### The input
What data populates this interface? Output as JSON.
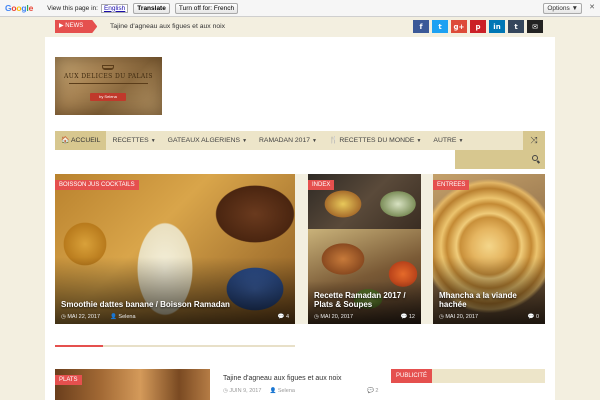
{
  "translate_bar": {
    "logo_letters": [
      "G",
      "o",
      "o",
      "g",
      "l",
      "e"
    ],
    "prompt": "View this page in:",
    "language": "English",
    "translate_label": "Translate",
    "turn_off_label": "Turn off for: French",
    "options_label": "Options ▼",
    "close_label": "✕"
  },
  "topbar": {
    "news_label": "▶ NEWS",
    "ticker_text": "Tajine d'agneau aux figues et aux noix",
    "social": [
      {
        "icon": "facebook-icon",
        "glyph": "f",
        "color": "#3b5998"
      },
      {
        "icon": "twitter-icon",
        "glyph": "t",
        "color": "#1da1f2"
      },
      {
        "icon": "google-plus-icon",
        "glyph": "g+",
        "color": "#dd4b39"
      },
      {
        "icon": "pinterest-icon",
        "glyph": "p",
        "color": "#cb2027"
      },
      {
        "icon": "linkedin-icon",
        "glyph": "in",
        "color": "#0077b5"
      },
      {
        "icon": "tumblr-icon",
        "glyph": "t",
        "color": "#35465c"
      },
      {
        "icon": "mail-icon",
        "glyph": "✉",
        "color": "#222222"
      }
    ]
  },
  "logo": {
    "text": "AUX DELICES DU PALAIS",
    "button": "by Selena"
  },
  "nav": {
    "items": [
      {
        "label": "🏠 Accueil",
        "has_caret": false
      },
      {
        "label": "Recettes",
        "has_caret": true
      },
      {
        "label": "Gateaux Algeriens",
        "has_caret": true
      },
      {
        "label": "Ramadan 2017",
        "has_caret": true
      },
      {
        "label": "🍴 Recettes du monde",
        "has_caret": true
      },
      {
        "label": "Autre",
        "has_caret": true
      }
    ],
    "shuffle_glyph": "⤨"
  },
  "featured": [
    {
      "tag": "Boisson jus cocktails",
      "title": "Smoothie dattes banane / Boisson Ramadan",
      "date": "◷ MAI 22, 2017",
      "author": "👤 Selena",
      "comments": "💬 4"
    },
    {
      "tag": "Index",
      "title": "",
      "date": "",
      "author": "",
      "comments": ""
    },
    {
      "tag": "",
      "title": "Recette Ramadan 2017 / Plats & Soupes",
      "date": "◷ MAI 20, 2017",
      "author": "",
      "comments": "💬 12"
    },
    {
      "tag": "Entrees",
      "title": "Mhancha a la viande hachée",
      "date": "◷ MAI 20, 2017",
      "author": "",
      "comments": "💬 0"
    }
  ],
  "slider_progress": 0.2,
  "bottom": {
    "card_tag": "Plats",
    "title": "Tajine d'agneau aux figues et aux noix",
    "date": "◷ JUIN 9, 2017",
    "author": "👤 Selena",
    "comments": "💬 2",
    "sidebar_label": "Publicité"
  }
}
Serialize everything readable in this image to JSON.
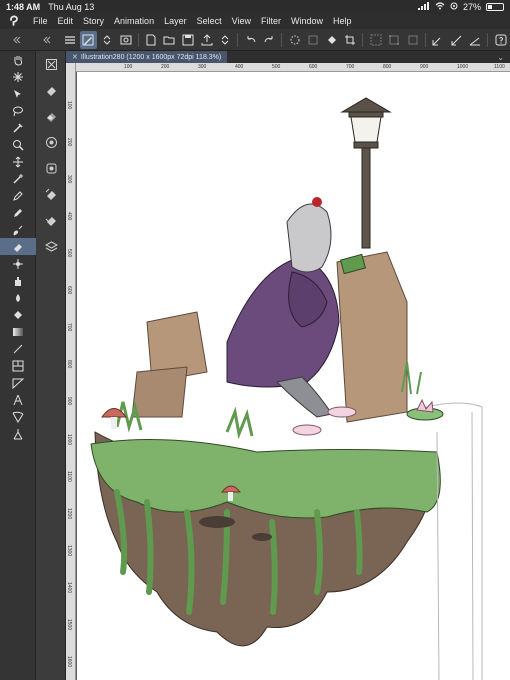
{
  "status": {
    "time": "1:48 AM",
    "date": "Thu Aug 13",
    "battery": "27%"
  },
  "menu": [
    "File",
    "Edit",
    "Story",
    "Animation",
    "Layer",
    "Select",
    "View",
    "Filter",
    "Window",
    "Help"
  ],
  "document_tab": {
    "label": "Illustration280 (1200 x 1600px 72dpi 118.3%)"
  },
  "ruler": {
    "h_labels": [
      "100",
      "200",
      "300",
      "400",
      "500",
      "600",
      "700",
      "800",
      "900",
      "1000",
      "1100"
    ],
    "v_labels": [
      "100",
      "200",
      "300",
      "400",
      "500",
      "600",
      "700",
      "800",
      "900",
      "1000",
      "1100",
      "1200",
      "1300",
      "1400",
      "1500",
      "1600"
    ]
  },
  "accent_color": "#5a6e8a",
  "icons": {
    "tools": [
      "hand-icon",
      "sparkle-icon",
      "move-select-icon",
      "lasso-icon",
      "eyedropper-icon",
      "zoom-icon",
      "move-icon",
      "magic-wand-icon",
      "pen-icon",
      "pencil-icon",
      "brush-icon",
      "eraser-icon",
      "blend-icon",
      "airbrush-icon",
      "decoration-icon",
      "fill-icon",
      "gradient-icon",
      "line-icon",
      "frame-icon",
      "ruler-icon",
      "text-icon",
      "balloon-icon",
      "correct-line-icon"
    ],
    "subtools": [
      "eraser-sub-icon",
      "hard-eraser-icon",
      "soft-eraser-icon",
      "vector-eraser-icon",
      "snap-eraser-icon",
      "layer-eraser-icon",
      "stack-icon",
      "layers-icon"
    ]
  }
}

### What you should do
Print the whole listing above once more, word for word, without its pictures.

### Problem solution
What data populates this interface? Output as JSON.
{
  "translate_bar": {
    "logo_letters": [
      "G",
      "o",
      "o",
      "g",
      "l",
      "e"
    ],
    "prompt": "View this page in:",
    "language": "English",
    "translate_label": "Translate",
    "turn_off_label": "Turn off for: French",
    "options_label": "Options ▼",
    "close_label": "✕"
  },
  "topbar": {
    "news_label": "▶ NEWS",
    "ticker_text": "Tajine d'agneau aux figues et aux noix",
    "social": [
      {
        "icon": "facebook-icon",
        "glyph": "f",
        "color": "#3b5998"
      },
      {
        "icon": "twitter-icon",
        "glyph": "t",
        "color": "#1da1f2"
      },
      {
        "icon": "google-plus-icon",
        "glyph": "g+",
        "color": "#dd4b39"
      },
      {
        "icon": "pinterest-icon",
        "glyph": "p",
        "color": "#cb2027"
      },
      {
        "icon": "linkedin-icon",
        "glyph": "in",
        "color": "#0077b5"
      },
      {
        "icon": "tumblr-icon",
        "glyph": "t",
        "color": "#35465c"
      },
      {
        "icon": "mail-icon",
        "glyph": "✉",
        "color": "#222222"
      }
    ]
  },
  "logo": {
    "text": "AUX DELICES DU PALAIS",
    "button": "by Selena"
  },
  "nav": {
    "items": [
      {
        "label": "🏠 Accueil",
        "has_caret": false
      },
      {
        "label": "Recettes",
        "has_caret": true
      },
      {
        "label": "Gateaux Algeriens",
        "has_caret": true
      },
      {
        "label": "Ramadan 2017",
        "has_caret": true
      },
      {
        "label": "🍴 Recettes du monde",
        "has_caret": true
      },
      {
        "label": "Autre",
        "has_caret": true
      }
    ],
    "shuffle_glyph": "⤨"
  },
  "featured": [
    {
      "tag": "Boisson jus cocktails",
      "title": "Smoothie dattes banane / Boisson Ramadan",
      "date": "◷ MAI 22, 2017",
      "author": "👤 Selena",
      "comments": "💬 4"
    },
    {
      "tag": "Index",
      "title": "",
      "date": "",
      "author": "",
      "comments": ""
    },
    {
      "tag": "",
      "title": "Recette Ramadan 2017 / Plats & Soupes",
      "date": "◷ MAI 20, 2017",
      "author": "",
      "comments": "💬 12"
    },
    {
      "tag": "Entrees",
      "title": "Mhancha a la viande hachée",
      "date": "◷ MAI 20, 2017",
      "author": "",
      "comments": "💬 0"
    }
  ],
  "slider_progress": 0.2,
  "bottom": {
    "card_tag": "Plats",
    "title": "Tajine d'agneau aux figues et aux noix",
    "date": "◷ JUIN 9, 2017",
    "author": "👤 Selena",
    "comments": "💬 2",
    "sidebar_label": "Publicité"
  }
}
Serialize everything readable in this image to JSON.
{
  "status": {
    "time": "1:48 AM",
    "date": "Thu Aug 13",
    "battery": "27%"
  },
  "menu": [
    "File",
    "Edit",
    "Story",
    "Animation",
    "Layer",
    "Select",
    "View",
    "Filter",
    "Window",
    "Help"
  ],
  "document_tab": {
    "label": "Illustration280 (1200 x 1600px 72dpi 118.3%)"
  },
  "ruler": {
    "h_labels": [
      "100",
      "200",
      "300",
      "400",
      "500",
      "600",
      "700",
      "800",
      "900",
      "1000",
      "1100"
    ],
    "v_labels": [
      "100",
      "200",
      "300",
      "400",
      "500",
      "600",
      "700",
      "800",
      "900",
      "1000",
      "1100",
      "1200",
      "1300",
      "1400",
      "1500",
      "1600"
    ]
  },
  "accent_color": "#5a6e8a",
  "icons": {
    "tools": [
      "hand-icon",
      "sparkle-icon",
      "move-select-icon",
      "lasso-icon",
      "eyedropper-icon",
      "zoom-icon",
      "move-icon",
      "magic-wand-icon",
      "pen-icon",
      "pencil-icon",
      "brush-icon",
      "eraser-icon",
      "blend-icon",
      "airbrush-icon",
      "decoration-icon",
      "fill-icon",
      "gradient-icon",
      "line-icon",
      "frame-icon",
      "ruler-icon",
      "text-icon",
      "balloon-icon",
      "correct-line-icon"
    ],
    "subtools": [
      "eraser-sub-icon",
      "hard-eraser-icon",
      "soft-eraser-icon",
      "vector-eraser-icon",
      "snap-eraser-icon",
      "layer-eraser-icon",
      "stack-icon",
      "layers-icon"
    ]
  }
}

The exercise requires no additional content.